### Figure record extracts
------------------------------

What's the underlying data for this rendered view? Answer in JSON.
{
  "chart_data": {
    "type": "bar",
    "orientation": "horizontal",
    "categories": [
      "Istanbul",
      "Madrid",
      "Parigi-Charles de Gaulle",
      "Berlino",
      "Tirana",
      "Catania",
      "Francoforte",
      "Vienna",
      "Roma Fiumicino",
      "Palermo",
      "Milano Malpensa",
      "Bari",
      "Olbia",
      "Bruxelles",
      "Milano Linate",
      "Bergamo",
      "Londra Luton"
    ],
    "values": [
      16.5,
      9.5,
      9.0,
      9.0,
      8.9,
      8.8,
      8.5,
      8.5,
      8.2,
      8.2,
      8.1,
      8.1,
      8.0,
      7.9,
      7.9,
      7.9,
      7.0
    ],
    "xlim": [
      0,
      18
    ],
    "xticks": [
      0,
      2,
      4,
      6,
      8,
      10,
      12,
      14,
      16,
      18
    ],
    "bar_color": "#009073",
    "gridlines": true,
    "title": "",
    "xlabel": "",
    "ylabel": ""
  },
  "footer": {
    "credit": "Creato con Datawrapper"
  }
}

------------------------------

### WHAT NEEDS TO BE DONE
Could you transcribe the records in full, exactly?

### COMPLETE ANSWER
What's the underlying data for this rendered view? Answer in JSON.
{
  "chart_data": {
    "type": "bar",
    "orientation": "horizontal",
    "categories": [
      "Istanbul",
      "Madrid",
      "Parigi-Charles de Gaulle",
      "Berlino",
      "Tirana",
      "Catania",
      "Francoforte",
      "Vienna",
      "Roma Fiumicino",
      "Palermo",
      "Milano Malpensa",
      "Bari",
      "Olbia",
      "Bruxelles",
      "Milano Linate",
      "Bergamo",
      "Londra Luton"
    ],
    "values": [
      16.5,
      9.5,
      9.0,
      9.0,
      8.9,
      8.8,
      8.5,
      8.5,
      8.2,
      8.2,
      8.1,
      8.1,
      8.0,
      7.9,
      7.9,
      7.9,
      7.0
    ],
    "xlim": [
      0,
      18
    ],
    "xticks": [
      0,
      2,
      4,
      6,
      8,
      10,
      12,
      14,
      16,
      18
    ],
    "bar_color": "#009073",
    "gridlines": true,
    "title": "",
    "xlabel": "",
    "ylabel": ""
  },
  "footer": {
    "credit": "Creato con Datawrapper"
  }
}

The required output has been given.